* [WHAT THE EXERCISE ASKS]: Omit all pictures, then retype the data exactly as given.

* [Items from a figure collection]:

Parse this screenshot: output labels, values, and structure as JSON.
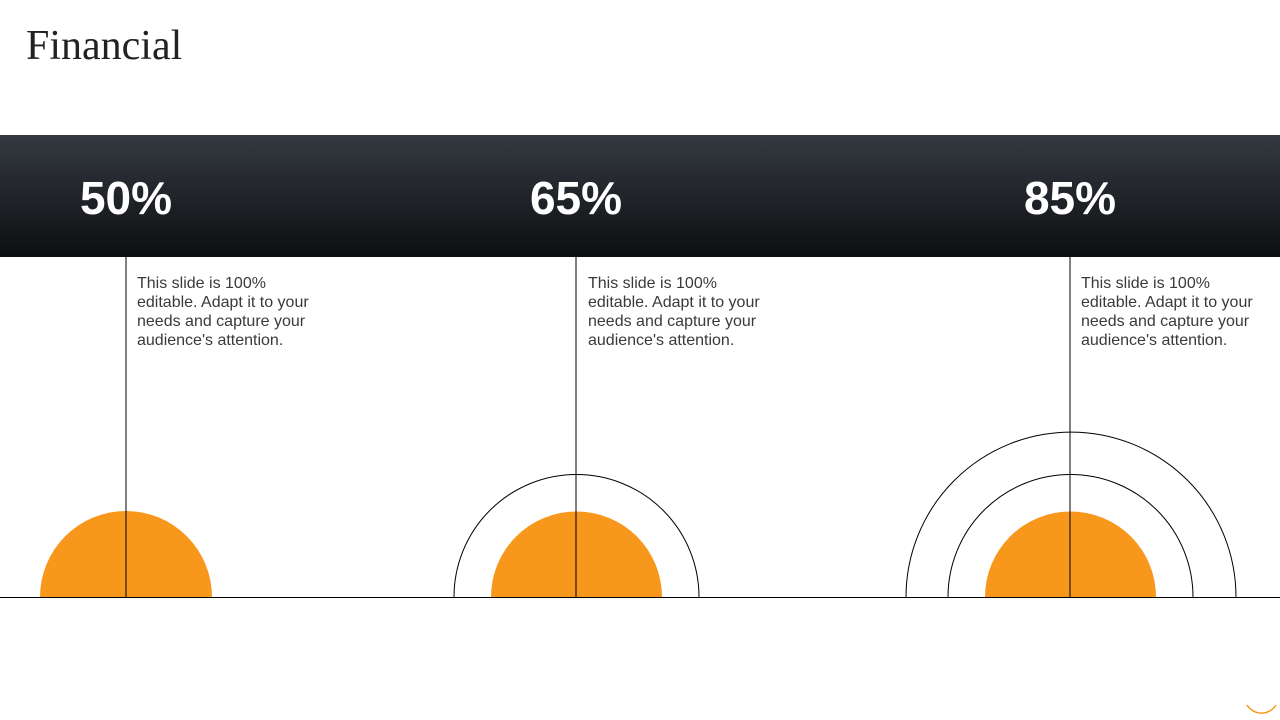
{
  "title": "Financial",
  "colors": {
    "accent": "#F7981D",
    "band": "#1f2227",
    "line": "#000000"
  },
  "stats": [
    {
      "value": "50%",
      "description": "This slide is 100% editable. Adapt it to your needs and capture your audience's attention.",
      "rings": 0
    },
    {
      "value": "65%",
      "description": "This slide is 100% editable. Adapt it to your needs and capture your audience's attention.",
      "rings": 1
    },
    {
      "value": "85%",
      "description": "This slide is 100% editable. Adapt it to your needs and capture your audience's attention.",
      "rings": 2
    }
  ]
}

* [TASK ANSWER]:
Parse this screenshot: output labels, values, and structure as JSON.
{
  "title": "Financial",
  "colors": {
    "accent": "#F7981D",
    "band": "#1f2227",
    "line": "#000000"
  },
  "stats": [
    {
      "value": "50%",
      "description": "This slide is 100% editable. Adapt it to your needs and capture your audience's attention.",
      "rings": 0
    },
    {
      "value": "65%",
      "description": "This slide is 100% editable. Adapt it to your needs and capture your audience's attention.",
      "rings": 1
    },
    {
      "value": "85%",
      "description": "This slide is 100% editable. Adapt it to your needs and capture your audience's attention.",
      "rings": 2
    }
  ]
}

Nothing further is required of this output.